→ Written problem:
Find the lines that contain the word "Affinity" and copy each one.

→ Recorded information:

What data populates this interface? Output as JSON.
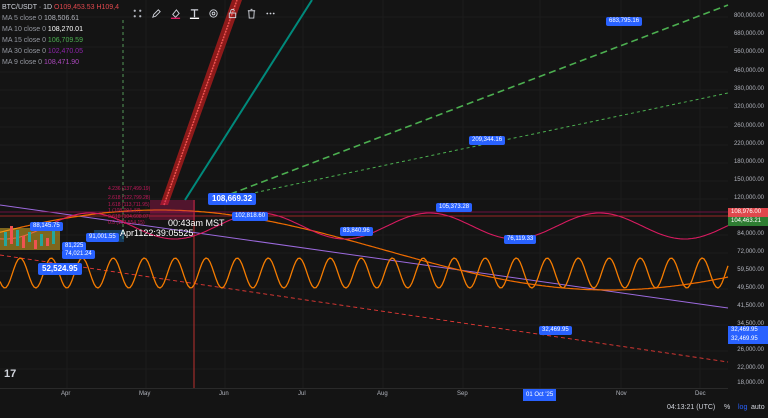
{
  "header": {
    "symbol": "BTC/USDT · 1D",
    "ohlc_o": "O109,453.53",
    "ohlc_h": "H109,4"
  },
  "indicators": [
    {
      "label": "MA 5 close 0",
      "value": "108,506.61",
      "color": "#b2b5be"
    },
    {
      "label": "MA 10 close 0",
      "value": "108,270.01",
      "color": "#ffffff"
    },
    {
      "label": "MA 15 close 0",
      "value": "106,709.59",
      "color": "#4caf50"
    },
    {
      "label": "MA 30 close 0",
      "value": "102,470.05",
      "color": "#8e24aa"
    },
    {
      "label": "MA 9 close 0",
      "value": "108,471.90",
      "color": "#ab47bc"
    }
  ],
  "toolbar": {
    "icons": [
      "drag-handle-icon",
      "pencil-icon",
      "fill-icon",
      "text-icon",
      "settings-icon",
      "lock-icon",
      "delete-icon",
      "more-icon"
    ]
  },
  "y_axis": {
    "ticks": [
      "800,000.00",
      "680,000.00",
      "560,000.00",
      "460,000.00",
      "380,000.00",
      "320,000.00",
      "260,000.00",
      "220,000.00",
      "180,000.00",
      "150,000.00",
      "120,000.00",
      "84,000.00",
      "72,000.00",
      "59,500.00",
      "49,500.00",
      "41,500.00",
      "34,500.00",
      "26,000.00",
      "22,000.00",
      "18,000.00"
    ],
    "badges": [
      {
        "value": "108,976.00",
        "color": "#e0484d"
      },
      {
        "value": "104,463.21",
        "color": "#2e7d32"
      },
      {
        "value": "32,469.95",
        "color": "#2962ff"
      },
      {
        "value": "32,469.95",
        "color": "#2962ff"
      }
    ]
  },
  "x_axis": {
    "ticks": [
      "Apr",
      "May",
      "Jun",
      "Jul",
      "Aug",
      "Sep",
      "Nov",
      "Dec"
    ],
    "highlight": "01 Oct '25"
  },
  "price_labels": {
    "current": "108,669.32",
    "target_high": "683,795.16",
    "mid_target": "209,344.16",
    "l1": "102,818.60",
    "l2": "83,840.96",
    "l3": "105,373.28",
    "l4": "76,119.33",
    "l5": "32,469.95",
    "left1": "88,145.75",
    "left2": "52,524.95",
    "left3": "81,225",
    "left4": "74,021.24",
    "left5": "91,001.55"
  },
  "annotations": {
    "time_overlay": "00:43am MST",
    "date_overlay": "Apr1122:39:05525",
    "fib_lines": [
      "4.236 (137,499.19)",
      "2.618 (122,799.28)",
      "1.618 (113,711.95)",
      "1 (108,094.47)",
      "0.618 (104,608.07)",
      "0.5 (103,554.15)"
    ]
  },
  "status": {
    "time": "04:13:21 (UTC)",
    "percent": "%",
    "log": "log",
    "auto": "auto"
  },
  "colors": {
    "background": "#141414",
    "accent": "#2962ff",
    "wave_orange": "#f57c00",
    "wave_pink": "#d81b60",
    "green_dashed": "#4caf50",
    "red_dashed": "#e53935",
    "purple": "#9c6ade"
  }
}
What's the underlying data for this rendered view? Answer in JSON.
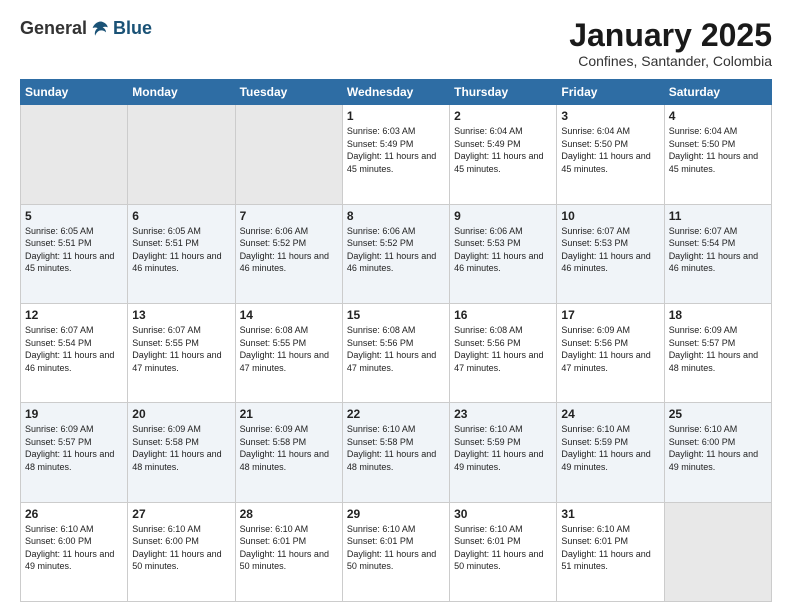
{
  "logo": {
    "general": "General",
    "blue": "Blue"
  },
  "header": {
    "title": "January 2025",
    "subtitle": "Confines, Santander, Colombia"
  },
  "weekdays": [
    "Sunday",
    "Monday",
    "Tuesday",
    "Wednesday",
    "Thursday",
    "Friday",
    "Saturday"
  ],
  "weeks": [
    [
      {
        "day": "",
        "empty": true
      },
      {
        "day": "",
        "empty": true
      },
      {
        "day": "",
        "empty": true
      },
      {
        "day": "1",
        "sunrise": "6:03 AM",
        "sunset": "5:49 PM",
        "daylight": "11 hours and 45 minutes."
      },
      {
        "day": "2",
        "sunrise": "6:04 AM",
        "sunset": "5:49 PM",
        "daylight": "11 hours and 45 minutes."
      },
      {
        "day": "3",
        "sunrise": "6:04 AM",
        "sunset": "5:50 PM",
        "daylight": "11 hours and 45 minutes."
      },
      {
        "day": "4",
        "sunrise": "6:04 AM",
        "sunset": "5:50 PM",
        "daylight": "11 hours and 45 minutes."
      }
    ],
    [
      {
        "day": "5",
        "sunrise": "6:05 AM",
        "sunset": "5:51 PM",
        "daylight": "11 hours and 45 minutes."
      },
      {
        "day": "6",
        "sunrise": "6:05 AM",
        "sunset": "5:51 PM",
        "daylight": "11 hours and 46 minutes."
      },
      {
        "day": "7",
        "sunrise": "6:06 AM",
        "sunset": "5:52 PM",
        "daylight": "11 hours and 46 minutes."
      },
      {
        "day": "8",
        "sunrise": "6:06 AM",
        "sunset": "5:52 PM",
        "daylight": "11 hours and 46 minutes."
      },
      {
        "day": "9",
        "sunrise": "6:06 AM",
        "sunset": "5:53 PM",
        "daylight": "11 hours and 46 minutes."
      },
      {
        "day": "10",
        "sunrise": "6:07 AM",
        "sunset": "5:53 PM",
        "daylight": "11 hours and 46 minutes."
      },
      {
        "day": "11",
        "sunrise": "6:07 AM",
        "sunset": "5:54 PM",
        "daylight": "11 hours and 46 minutes."
      }
    ],
    [
      {
        "day": "12",
        "sunrise": "6:07 AM",
        "sunset": "5:54 PM",
        "daylight": "11 hours and 46 minutes."
      },
      {
        "day": "13",
        "sunrise": "6:07 AM",
        "sunset": "5:55 PM",
        "daylight": "11 hours and 47 minutes."
      },
      {
        "day": "14",
        "sunrise": "6:08 AM",
        "sunset": "5:55 PM",
        "daylight": "11 hours and 47 minutes."
      },
      {
        "day": "15",
        "sunrise": "6:08 AM",
        "sunset": "5:56 PM",
        "daylight": "11 hours and 47 minutes."
      },
      {
        "day": "16",
        "sunrise": "6:08 AM",
        "sunset": "5:56 PM",
        "daylight": "11 hours and 47 minutes."
      },
      {
        "day": "17",
        "sunrise": "6:09 AM",
        "sunset": "5:56 PM",
        "daylight": "11 hours and 47 minutes."
      },
      {
        "day": "18",
        "sunrise": "6:09 AM",
        "sunset": "5:57 PM",
        "daylight": "11 hours and 48 minutes."
      }
    ],
    [
      {
        "day": "19",
        "sunrise": "6:09 AM",
        "sunset": "5:57 PM",
        "daylight": "11 hours and 48 minutes."
      },
      {
        "day": "20",
        "sunrise": "6:09 AM",
        "sunset": "5:58 PM",
        "daylight": "11 hours and 48 minutes."
      },
      {
        "day": "21",
        "sunrise": "6:09 AM",
        "sunset": "5:58 PM",
        "daylight": "11 hours and 48 minutes."
      },
      {
        "day": "22",
        "sunrise": "6:10 AM",
        "sunset": "5:58 PM",
        "daylight": "11 hours and 48 minutes."
      },
      {
        "day": "23",
        "sunrise": "6:10 AM",
        "sunset": "5:59 PM",
        "daylight": "11 hours and 49 minutes."
      },
      {
        "day": "24",
        "sunrise": "6:10 AM",
        "sunset": "5:59 PM",
        "daylight": "11 hours and 49 minutes."
      },
      {
        "day": "25",
        "sunrise": "6:10 AM",
        "sunset": "6:00 PM",
        "daylight": "11 hours and 49 minutes."
      }
    ],
    [
      {
        "day": "26",
        "sunrise": "6:10 AM",
        "sunset": "6:00 PM",
        "daylight": "11 hours and 49 minutes."
      },
      {
        "day": "27",
        "sunrise": "6:10 AM",
        "sunset": "6:00 PM",
        "daylight": "11 hours and 50 minutes."
      },
      {
        "day": "28",
        "sunrise": "6:10 AM",
        "sunset": "6:01 PM",
        "daylight": "11 hours and 50 minutes."
      },
      {
        "day": "29",
        "sunrise": "6:10 AM",
        "sunset": "6:01 PM",
        "daylight": "11 hours and 50 minutes."
      },
      {
        "day": "30",
        "sunrise": "6:10 AM",
        "sunset": "6:01 PM",
        "daylight": "11 hours and 50 minutes."
      },
      {
        "day": "31",
        "sunrise": "6:10 AM",
        "sunset": "6:01 PM",
        "daylight": "11 hours and 51 minutes."
      },
      {
        "day": "",
        "empty": true
      }
    ]
  ],
  "labels": {
    "sunrise": "Sunrise:",
    "sunset": "Sunset:",
    "daylight": "Daylight:"
  }
}
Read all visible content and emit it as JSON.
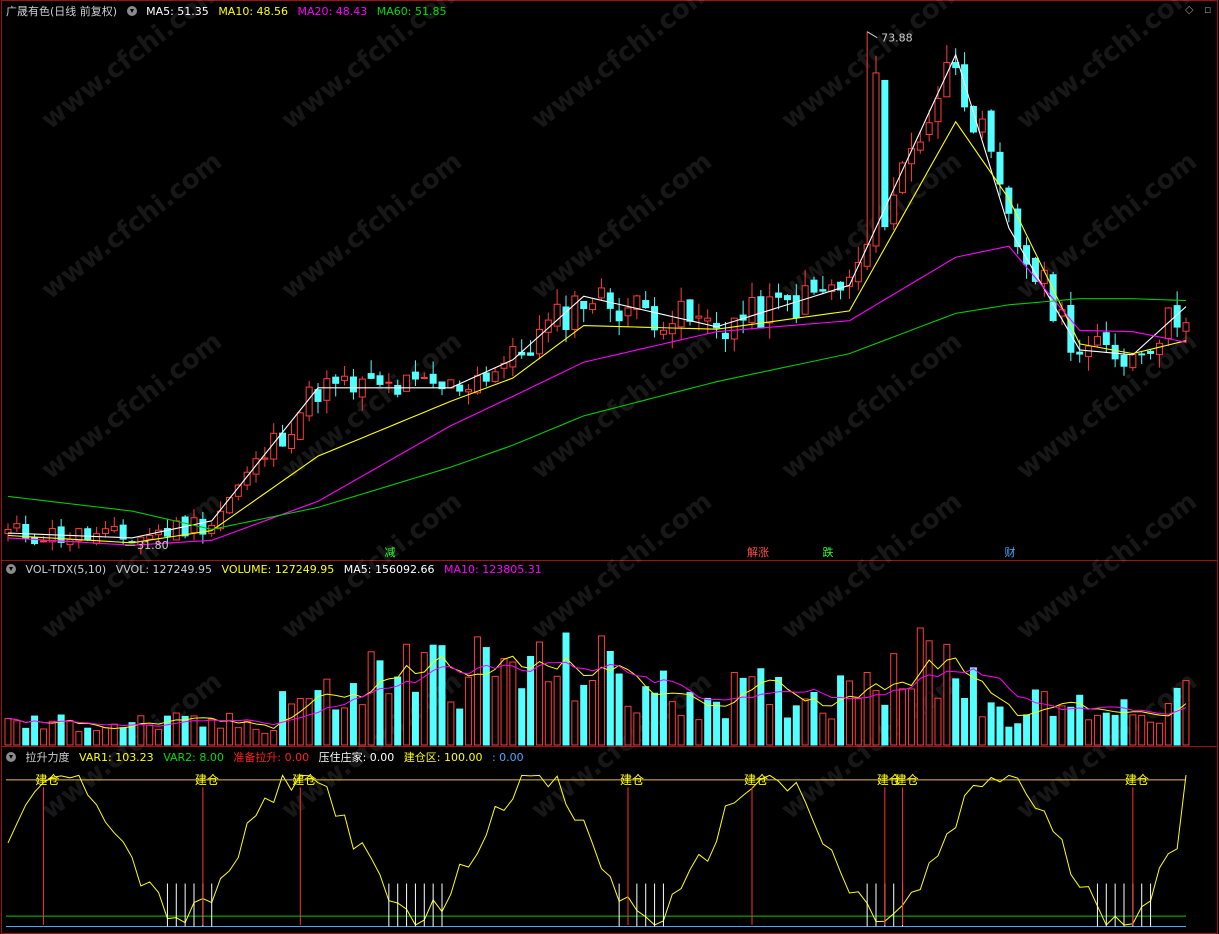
{
  "main": {
    "title": "广晟有色(日线 前复权)",
    "ma5": "MA5: 51.35",
    "ma10": "MA10: 48.56",
    "ma20": "MA20: 48.43",
    "ma60": "MA60: 51.85",
    "high_label": "73.88",
    "low_label": "31.80",
    "events": [
      "减",
      "解涨",
      "跌",
      "财"
    ]
  },
  "volume": {
    "title": "VOL-TDX(5,10)",
    "vvol": "VVOL: 127249.95",
    "volume": "VOLUME: 127249.95",
    "ma5": "MA5: 156092.66",
    "ma10": "MA10: 123805.31"
  },
  "indicator": {
    "title": "拉升力度",
    "var1": "VAR1: 103.23",
    "var2": "VAR2: 8.00",
    "ready": "准备拉升: 0.00",
    "press": "压住庄家: 0.00",
    "build": "建仓区: 100.00",
    "extra": ": 0.00",
    "signal_label": "建仓",
    "signal_count": 8
  },
  "watermark": "www.cfchi.com",
  "colors": {
    "up": "#ff3b3b",
    "down": "#54ffff",
    "ma5": "#ffffff",
    "ma10": "#ffff00",
    "ma20": "#ff00ff",
    "ma60": "#00cc00",
    "frame": "#a01010"
  },
  "chart_data": [
    {
      "type": "line",
      "title": "广晟有色(日线 前复权)",
      "description_series": [
        "MA5",
        "MA10",
        "MA20",
        "MA60"
      ],
      "x": [
        0,
        14,
        23,
        35,
        50,
        57,
        65,
        80,
        95,
        107,
        113,
        121,
        127,
        133
      ],
      "series": [
        {
          "name": "MA5",
          "values": [
            32.8,
            32.4,
            33.8,
            44.7,
            44.7,
            47.0,
            52.2,
            49.7,
            53.1,
            72.0,
            57.8,
            47.8,
            47.4,
            51.35
          ]
        },
        {
          "name": "MA10",
          "values": [
            32.6,
            32.0,
            33.0,
            39.1,
            43.6,
            45.5,
            49.8,
            49.5,
            51.0,
            66.5,
            60.2,
            48.3,
            47.5,
            48.56
          ]
        },
        {
          "name": "MA20",
          "values": [
            32.4,
            31.8,
            32.2,
            35.4,
            41.6,
            44.0,
            46.8,
            49.3,
            50.2,
            55.4,
            56.3,
            49.4,
            49.3,
            48.43
          ]
        },
        {
          "name": "MA60",
          "values": [
            35.8,
            34.6,
            33.1,
            34.9,
            38.2,
            40.0,
            42.4,
            45.2,
            47.5,
            50.8,
            51.5,
            52.0,
            52.0,
            51.85
          ]
        }
      ],
      "extremes": {
        "high": 73.88,
        "low": 31.8
      },
      "ylim": [
        31.0,
        75.0
      ]
    },
    {
      "type": "bar",
      "title": "VOL-TDX(5,10)",
      "series": [
        {
          "name": "VOLUME",
          "last": 127249.95
        },
        {
          "name": "MA5",
          "last": 156092.66
        },
        {
          "name": "MA10",
          "last": 123805.31
        }
      ]
    },
    {
      "type": "line",
      "title": "拉升力度",
      "series": [
        {
          "name": "VAR1",
          "last": 103.23
        },
        {
          "name": "VAR2",
          "last": 8.0
        }
      ],
      "ylim": [
        0,
        110
      ]
    }
  ]
}
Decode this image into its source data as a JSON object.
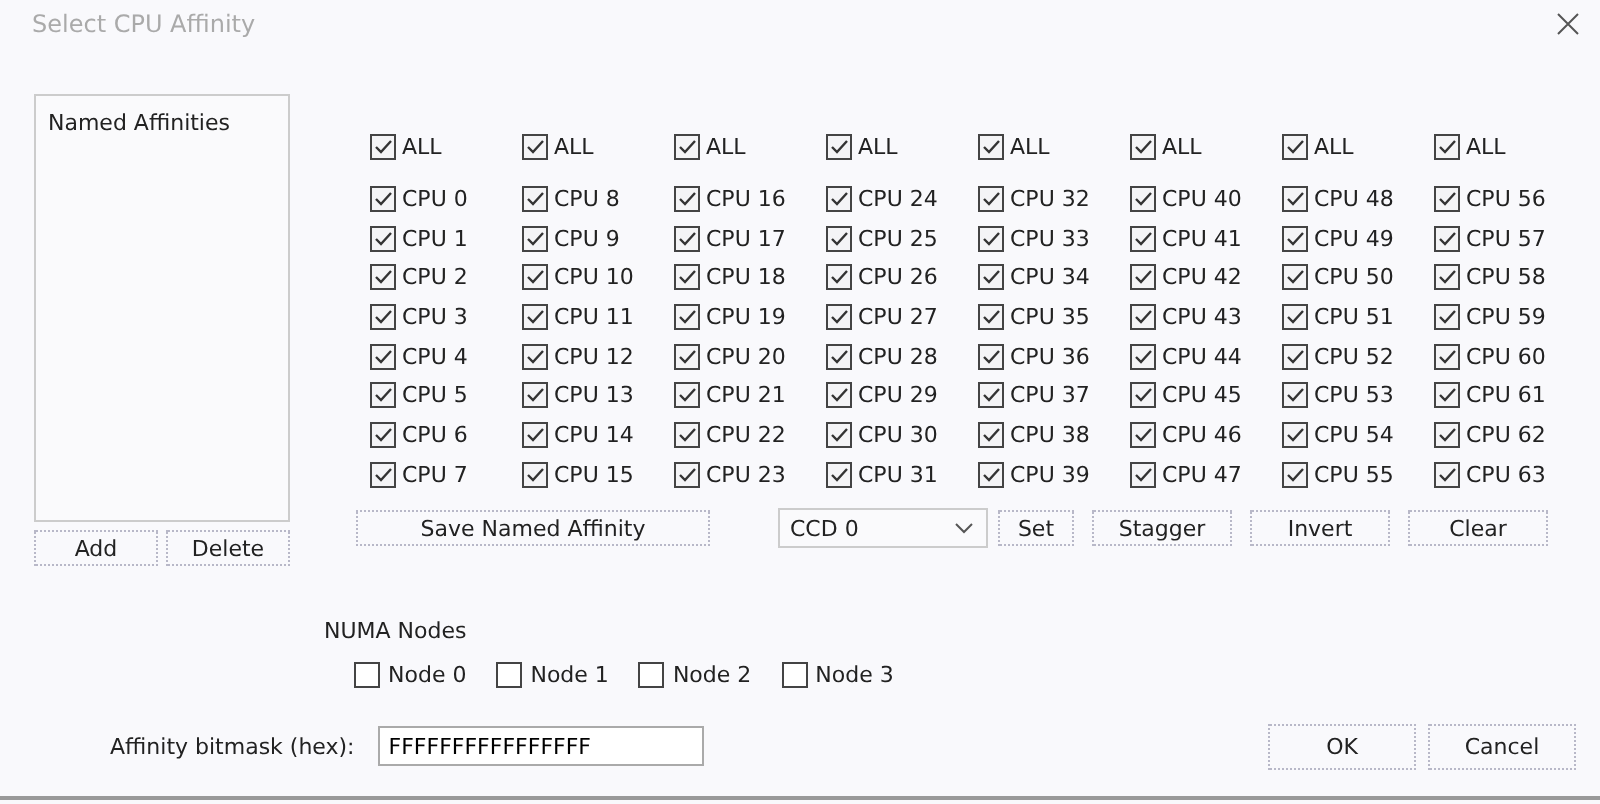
{
  "window": {
    "title": "Select CPU Affinity"
  },
  "named_affinities": {
    "label": "Named Affinities",
    "buttons": [
      "Add",
      "Delete"
    ]
  },
  "cpu_columns": [
    {
      "all": {
        "label": "ALL",
        "checked": true
      },
      "cpus": [
        {
          "label": "CPU 0",
          "checked": true
        },
        {
          "label": "CPU 1",
          "checked": true
        },
        {
          "label": "CPU 2",
          "checked": true
        },
        {
          "label": "CPU 3",
          "checked": true
        },
        {
          "label": "CPU 4",
          "checked": true
        },
        {
          "label": "CPU 5",
          "checked": true
        },
        {
          "label": "CPU 6",
          "checked": true
        },
        {
          "label": "CPU 7",
          "checked": true
        }
      ]
    },
    {
      "all": {
        "label": "ALL",
        "checked": true
      },
      "cpus": [
        {
          "label": "CPU 8",
          "checked": true
        },
        {
          "label": "CPU 9",
          "checked": true
        },
        {
          "label": "CPU 10",
          "checked": true
        },
        {
          "label": "CPU 11",
          "checked": true
        },
        {
          "label": "CPU 12",
          "checked": true
        },
        {
          "label": "CPU 13",
          "checked": true
        },
        {
          "label": "CPU 14",
          "checked": true
        },
        {
          "label": "CPU 15",
          "checked": true
        }
      ]
    },
    {
      "all": {
        "label": "ALL",
        "checked": true
      },
      "cpus": [
        {
          "label": "CPU 16",
          "checked": true
        },
        {
          "label": "CPU 17",
          "checked": true
        },
        {
          "label": "CPU 18",
          "checked": true
        },
        {
          "label": "CPU 19",
          "checked": true
        },
        {
          "label": "CPU 20",
          "checked": true
        },
        {
          "label": "CPU 21",
          "checked": true
        },
        {
          "label": "CPU 22",
          "checked": true
        },
        {
          "label": "CPU 23",
          "checked": true
        }
      ]
    },
    {
      "all": {
        "label": "ALL",
        "checked": true
      },
      "cpus": [
        {
          "label": "CPU 24",
          "checked": true
        },
        {
          "label": "CPU 25",
          "checked": true
        },
        {
          "label": "CPU 26",
          "checked": true
        },
        {
          "label": "CPU 27",
          "checked": true
        },
        {
          "label": "CPU 28",
          "checked": true
        },
        {
          "label": "CPU 29",
          "checked": true
        },
        {
          "label": "CPU 30",
          "checked": true
        },
        {
          "label": "CPU 31",
          "checked": true
        }
      ]
    },
    {
      "all": {
        "label": "ALL",
        "checked": true
      },
      "cpus": [
        {
          "label": "CPU 32",
          "checked": true
        },
        {
          "label": "CPU 33",
          "checked": true
        },
        {
          "label": "CPU 34",
          "checked": true
        },
        {
          "label": "CPU 35",
          "checked": true
        },
        {
          "label": "CPU 36",
          "checked": true
        },
        {
          "label": "CPU 37",
          "checked": true
        },
        {
          "label": "CPU 38",
          "checked": true
        },
        {
          "label": "CPU 39",
          "checked": true
        }
      ]
    },
    {
      "all": {
        "label": "ALL",
        "checked": true
      },
      "cpus": [
        {
          "label": "CPU 40",
          "checked": true
        },
        {
          "label": "CPU 41",
          "checked": true
        },
        {
          "label": "CPU 42",
          "checked": true
        },
        {
          "label": "CPU 43",
          "checked": true
        },
        {
          "label": "CPU 44",
          "checked": true
        },
        {
          "label": "CPU 45",
          "checked": true
        },
        {
          "label": "CPU 46",
          "checked": true
        },
        {
          "label": "CPU 47",
          "checked": true
        }
      ]
    },
    {
      "all": {
        "label": "ALL",
        "checked": true
      },
      "cpus": [
        {
          "label": "CPU 48",
          "checked": true
        },
        {
          "label": "CPU 49",
          "checked": true
        },
        {
          "label": "CPU 50",
          "checked": true
        },
        {
          "label": "CPU 51",
          "checked": true
        },
        {
          "label": "CPU 52",
          "checked": true
        },
        {
          "label": "CPU 53",
          "checked": true
        },
        {
          "label": "CPU 54",
          "checked": true
        },
        {
          "label": "CPU 55",
          "checked": true
        }
      ]
    },
    {
      "all": {
        "label": "ALL",
        "checked": true
      },
      "cpus": [
        {
          "label": "CPU 56",
          "checked": true
        },
        {
          "label": "CPU 57",
          "checked": true
        },
        {
          "label": "CPU 58",
          "checked": true
        },
        {
          "label": "CPU 59",
          "checked": true
        },
        {
          "label": "CPU 60",
          "checked": true
        },
        {
          "label": "CPU 61",
          "checked": true
        },
        {
          "label": "CPU 62",
          "checked": true
        },
        {
          "label": "CPU 63",
          "checked": true
        }
      ]
    }
  ],
  "save_button": "Save Named Affinity",
  "ccd_dropdown": {
    "value": "CCD 0"
  },
  "set_button": "Set",
  "actions": [
    "Stagger",
    "Invert",
    "Clear"
  ],
  "numa": {
    "label": "NUMA Nodes",
    "nodes": [
      {
        "label": "Node 0",
        "checked": false
      },
      {
        "label": "Node 1",
        "checked": false
      },
      {
        "label": "Node 2",
        "checked": false
      },
      {
        "label": "Node 3",
        "checked": false
      }
    ]
  },
  "bitmask": {
    "label": "Affinity bitmask (hex):",
    "value": "FFFFFFFFFFFFFFFF"
  },
  "dialog_buttons": [
    "OK",
    "Cancel"
  ]
}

→ Task answer:
    "title": "Select CPU Affinity"
  "save_button": "Save Named Affinity",
    "label": "Affinity bitmask (hex):",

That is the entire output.